[Stated task] Make an exact copy of all the entries, with the pictures left out.

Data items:
begin
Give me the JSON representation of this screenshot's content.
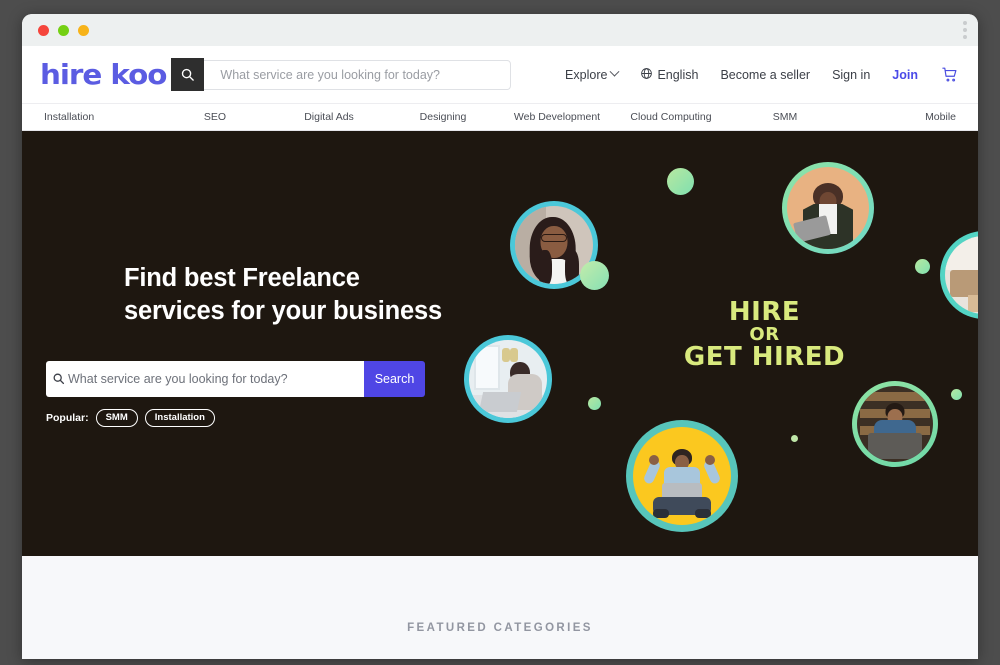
{
  "browser": {
    "traffic_lights": [
      "red",
      "green",
      "yellow"
    ],
    "menu_icon": "kebab-menu-icon"
  },
  "header": {
    "logo_text": "hire koo",
    "search": {
      "placeholder": "What service are you looking for today?",
      "value": "",
      "icon": "search-icon"
    },
    "nav": [
      {
        "label": "Explore",
        "icon": "chevron-down-icon"
      },
      {
        "label": "English",
        "icon": "globe-icon"
      },
      {
        "label": "Become a seller",
        "icon": ""
      },
      {
        "label": "Sign in",
        "icon": ""
      },
      {
        "label": "Join",
        "icon": ""
      }
    ],
    "cart_icon": "shopping-cart-icon"
  },
  "categories": [
    "Installation",
    "SEO",
    "Digital Ads",
    "Designing",
    "Web Development",
    "Cloud Computing",
    "SMM",
    "Mobile"
  ],
  "hero": {
    "background_color": "#1e1710",
    "title": "Find best Freelance\nservices for your business",
    "search": {
      "placeholder": "What service are you looking for today?",
      "value": "",
      "button_label": "Search",
      "button_color": "#4f46e5",
      "icon": "search-icon"
    },
    "popular": {
      "label": "Popular:",
      "tags": [
        "SMM",
        "Installation"
      ]
    },
    "slogan": {
      "line1": "HIRE",
      "line2": "OR",
      "line3": "GET HIRED",
      "color": "#d9ea7e"
    },
    "avatars": [
      {
        "name": "woman-with-glasses",
        "ring_color": "#4bc8d9"
      },
      {
        "name": "man-holding-laptop",
        "ring_color": "#7ddfa0"
      },
      {
        "name": "woman-at-desk",
        "ring_color": "#4bc8d9"
      },
      {
        "name": "man-celebrating",
        "ring_color": "#57c5bb"
      },
      {
        "name": "man-in-library",
        "ring_color": "#7ddfa0"
      },
      {
        "name": "workspace-partial",
        "ring_color": "#53d4c4"
      }
    ]
  },
  "featured": {
    "title": "FEATURED CATEGORIES"
  }
}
end
[Answer to this problem]
Give me the JSON representation of this screenshot's content.
{
  "browser": {
    "traffic_lights": [
      "red",
      "green",
      "yellow"
    ],
    "menu_icon": "kebab-menu-icon"
  },
  "header": {
    "logo_text": "hire koo",
    "search": {
      "placeholder": "What service are you looking for today?",
      "value": "",
      "icon": "search-icon"
    },
    "nav": [
      {
        "label": "Explore",
        "icon": "chevron-down-icon"
      },
      {
        "label": "English",
        "icon": "globe-icon"
      },
      {
        "label": "Become a seller",
        "icon": ""
      },
      {
        "label": "Sign in",
        "icon": ""
      },
      {
        "label": "Join",
        "icon": ""
      }
    ],
    "cart_icon": "shopping-cart-icon"
  },
  "categories": [
    "Installation",
    "SEO",
    "Digital Ads",
    "Designing",
    "Web Development",
    "Cloud Computing",
    "SMM",
    "Mobile"
  ],
  "hero": {
    "background_color": "#1e1710",
    "title": "Find best Freelance\nservices for your business",
    "search": {
      "placeholder": "What service are you looking for today?",
      "value": "",
      "button_label": "Search",
      "button_color": "#4f46e5",
      "icon": "search-icon"
    },
    "popular": {
      "label": "Popular:",
      "tags": [
        "SMM",
        "Installation"
      ]
    },
    "slogan": {
      "line1": "HIRE",
      "line2": "OR",
      "line3": "GET HIRED",
      "color": "#d9ea7e"
    },
    "avatars": [
      {
        "name": "woman-with-glasses",
        "ring_color": "#4bc8d9"
      },
      {
        "name": "man-holding-laptop",
        "ring_color": "#7ddfa0"
      },
      {
        "name": "woman-at-desk",
        "ring_color": "#4bc8d9"
      },
      {
        "name": "man-celebrating",
        "ring_color": "#57c5bb"
      },
      {
        "name": "man-in-library",
        "ring_color": "#7ddfa0"
      },
      {
        "name": "workspace-partial",
        "ring_color": "#53d4c4"
      }
    ]
  },
  "featured": {
    "title": "FEATURED CATEGORIES"
  }
}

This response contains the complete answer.